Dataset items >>
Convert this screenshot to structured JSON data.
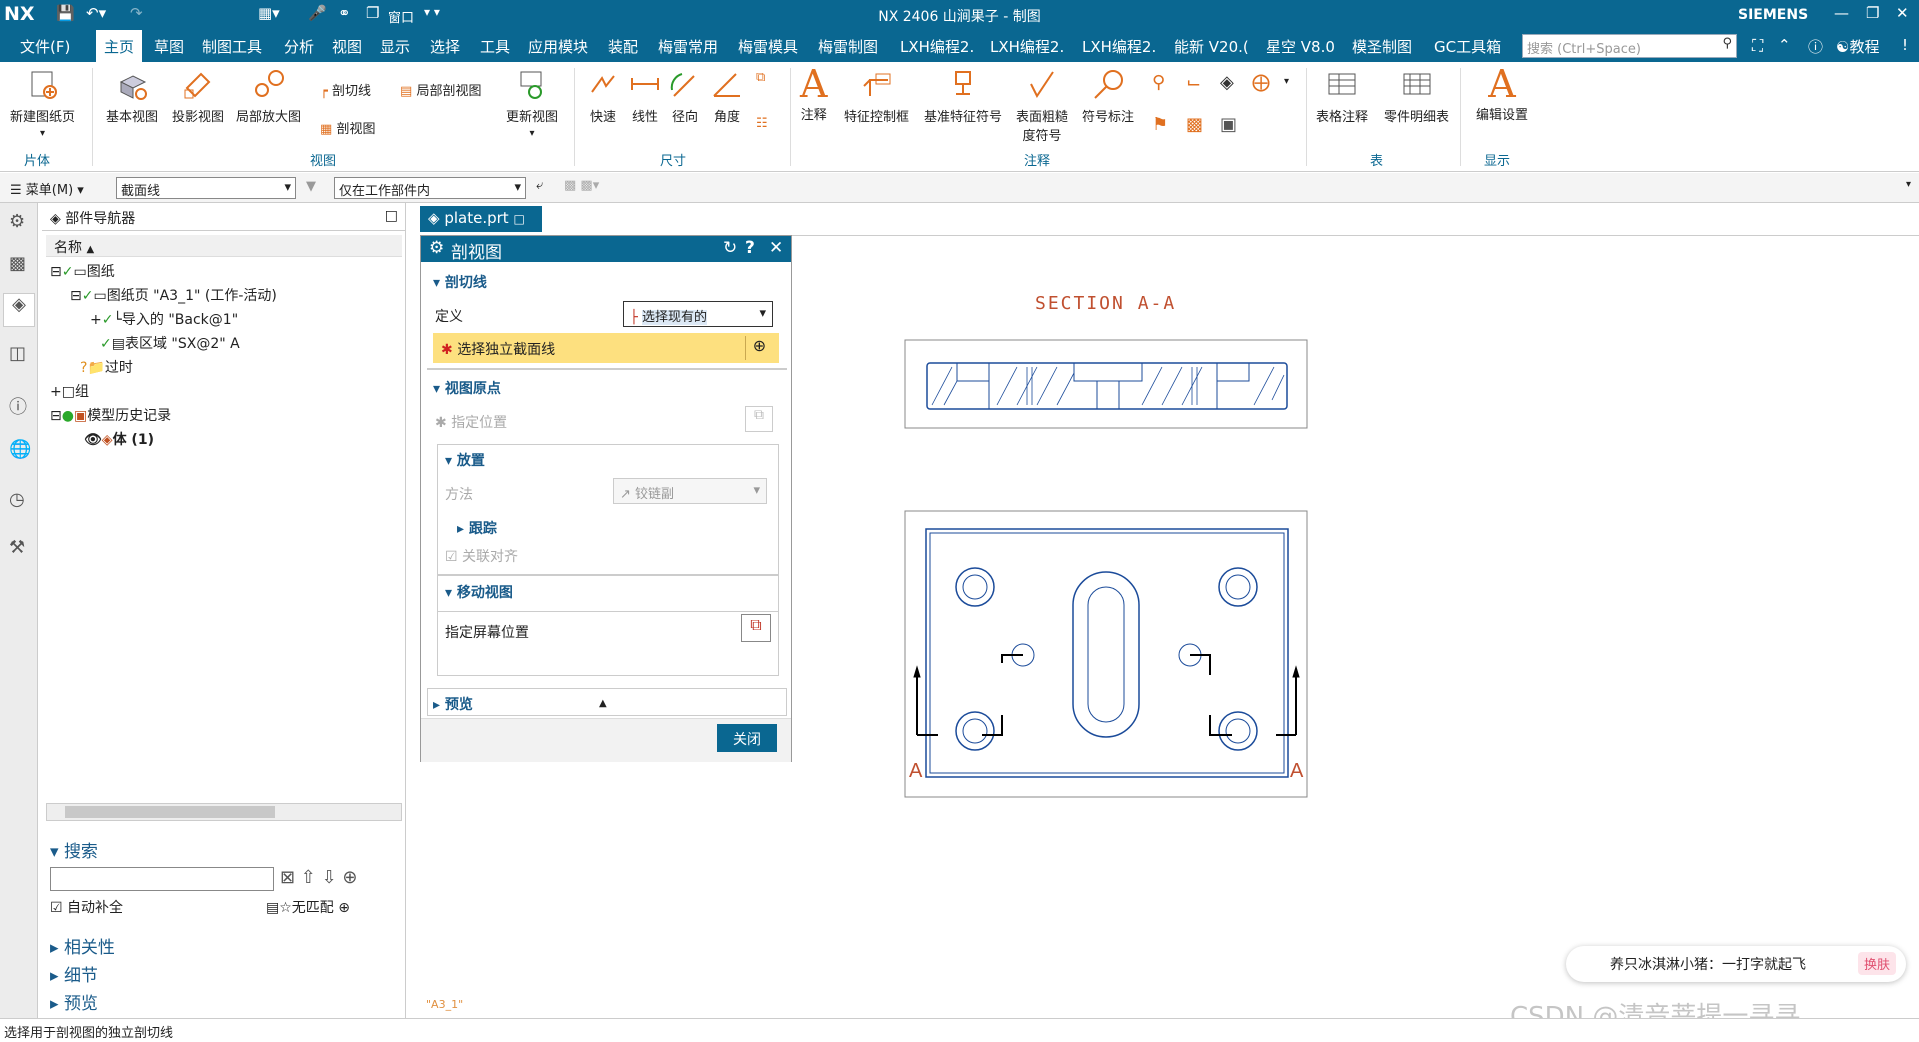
{
  "titlebar": {
    "logo": "NX",
    "title": "NX 2406 山涧果子 - 制图",
    "brand": "SIEMENS",
    "window_menu": "窗口"
  },
  "menu": {
    "items": [
      "文件(F)",
      "主页",
      "草图",
      "制图工具",
      "分析",
      "视图",
      "显示",
      "选择",
      "工具",
      "应用模块",
      "装配",
      "梅雷常用",
      "梅雷模具",
      "梅雷制图",
      "LXH编程2.",
      "LXH编程2.",
      "LXH编程2.",
      "能新 V20.(",
      "星空 V8.0",
      "模圣制图",
      "GC工具箱"
    ],
    "active": "主页",
    "search_placeholder": "搜索 (Ctrl+Space)",
    "tutorial": "教程"
  },
  "ribbon": {
    "new_sheet": "新建图纸页",
    "base_view": "基本视图",
    "proj_view": "投影视图",
    "detail_view": "局部放大图",
    "section_line": "剖切线",
    "break_section": "局部剖视图",
    "section_view": "剖视图",
    "update_view": "更新视图",
    "rapid": "快速",
    "linear": "线性",
    "radial": "径向",
    "angle": "角度",
    "note": "注释",
    "fcf": "特征控制框",
    "datum": "基准特征符号",
    "surface_finish_1": "表面粗糙",
    "surface_finish_2": "度符号",
    "balloon": "符号标注",
    "table_note": "表格注释",
    "parts_list": "零件明细表",
    "edit_settings": "编辑设置",
    "groups": {
      "sheet": "片体",
      "view": "视图",
      "dimension": "尺寸",
      "annotation": "注释",
      "table": "表",
      "display": "显示"
    }
  },
  "toolbar": {
    "menu": "菜单(M)",
    "filter": "截面线",
    "scope": "仅在工作部件内"
  },
  "navigator": {
    "title": "部件导航器",
    "col_name": "名称",
    "tree": [
      "图纸",
      "图纸页 \"A3_1\" (工作-活动)",
      "导入的 \"Back@1\"",
      "表区域 \"SX@2\" A",
      "过时",
      "组",
      "模型历史记录",
      "体 (1)"
    ],
    "search": "搜索",
    "auto_complete": "自动补全",
    "no_match": "无匹配",
    "related": "相关性",
    "details": "细节",
    "preview": "预览"
  },
  "tab": {
    "file": "plate.prt"
  },
  "dialog": {
    "title": "剖视图",
    "sec_cutline": "剖切线",
    "define_lbl": "定义",
    "define_val": "选择现有的",
    "select_cut": "选择独立截面线",
    "sec_origin": "视图原点",
    "specify_loc": "指定位置",
    "sec_place": "放置",
    "method_lbl": "方法",
    "method_val": "铰链副",
    "track": "跟踪",
    "assoc_align": "关联对齐",
    "sec_move": "移动视图",
    "screen_pos": "指定屏幕位置",
    "sec_preview": "预览",
    "close": "关闭"
  },
  "drawing": {
    "section_title": "SECTION  A-A",
    "label_left": "A",
    "label_right": "A",
    "sheet": "\"A3_1\""
  },
  "status": {
    "text": "选择用于剖视图的独立剖切线"
  },
  "ime": {
    "text": "养只冰淇淋小猪：一打字就起飞",
    "skin": "换肤",
    "watermark": "CSDN @清音菩提一寻寻"
  }
}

Requirements >> Skip the pictures and print each record exactly as it stands.

Exercise response >>
Convert this screenshot to structured JSON data.
{
  "titlebar": {
    "logo": "NX",
    "title": "NX 2406 山涧果子 - 制图",
    "brand": "SIEMENS",
    "window_menu": "窗口"
  },
  "menu": {
    "items": [
      "文件(F)",
      "主页",
      "草图",
      "制图工具",
      "分析",
      "视图",
      "显示",
      "选择",
      "工具",
      "应用模块",
      "装配",
      "梅雷常用",
      "梅雷模具",
      "梅雷制图",
      "LXH编程2.",
      "LXH编程2.",
      "LXH编程2.",
      "能新 V20.(",
      "星空 V8.0",
      "模圣制图",
      "GC工具箱"
    ],
    "active": "主页",
    "search_placeholder": "搜索 (Ctrl+Space)",
    "tutorial": "教程"
  },
  "ribbon": {
    "new_sheet": "新建图纸页",
    "base_view": "基本视图",
    "proj_view": "投影视图",
    "detail_view": "局部放大图",
    "section_line": "剖切线",
    "break_section": "局部剖视图",
    "section_view": "剖视图",
    "update_view": "更新视图",
    "rapid": "快速",
    "linear": "线性",
    "radial": "径向",
    "angle": "角度",
    "note": "注释",
    "fcf": "特征控制框",
    "datum": "基准特征符号",
    "surface_finish_1": "表面粗糙",
    "surface_finish_2": "度符号",
    "balloon": "符号标注",
    "table_note": "表格注释",
    "parts_list": "零件明细表",
    "edit_settings": "编辑设置",
    "groups": {
      "sheet": "片体",
      "view": "视图",
      "dimension": "尺寸",
      "annotation": "注释",
      "table": "表",
      "display": "显示"
    }
  },
  "toolbar": {
    "menu": "菜单(M)",
    "filter": "截面线",
    "scope": "仅在工作部件内"
  },
  "navigator": {
    "title": "部件导航器",
    "col_name": "名称",
    "tree": [
      "图纸",
      "图纸页 \"A3_1\" (工作-活动)",
      "导入的 \"Back@1\"",
      "表区域 \"SX@2\" A",
      "过时",
      "组",
      "模型历史记录",
      "体 (1)"
    ],
    "search": "搜索",
    "auto_complete": "自动补全",
    "no_match": "无匹配",
    "related": "相关性",
    "details": "细节",
    "preview": "预览"
  },
  "tab": {
    "file": "plate.prt"
  },
  "dialog": {
    "title": "剖视图",
    "sec_cutline": "剖切线",
    "define_lbl": "定义",
    "define_val": "选择现有的",
    "select_cut": "选择独立截面线",
    "sec_origin": "视图原点",
    "specify_loc": "指定位置",
    "sec_place": "放置",
    "method_lbl": "方法",
    "method_val": "铰链副",
    "track": "跟踪",
    "assoc_align": "关联对齐",
    "sec_move": "移动视图",
    "screen_pos": "指定屏幕位置",
    "sec_preview": "预览",
    "close": "关闭"
  },
  "drawing": {
    "section_title": "SECTION  A-A",
    "label_left": "A",
    "label_right": "A",
    "sheet": "\"A3_1\""
  },
  "status": {
    "text": "选择用于剖视图的独立剖切线"
  },
  "ime": {
    "text": "养只冰淇淋小猪：一打字就起飞",
    "skin": "换肤",
    "watermark": "CSDN @清音菩提一寻寻"
  }
}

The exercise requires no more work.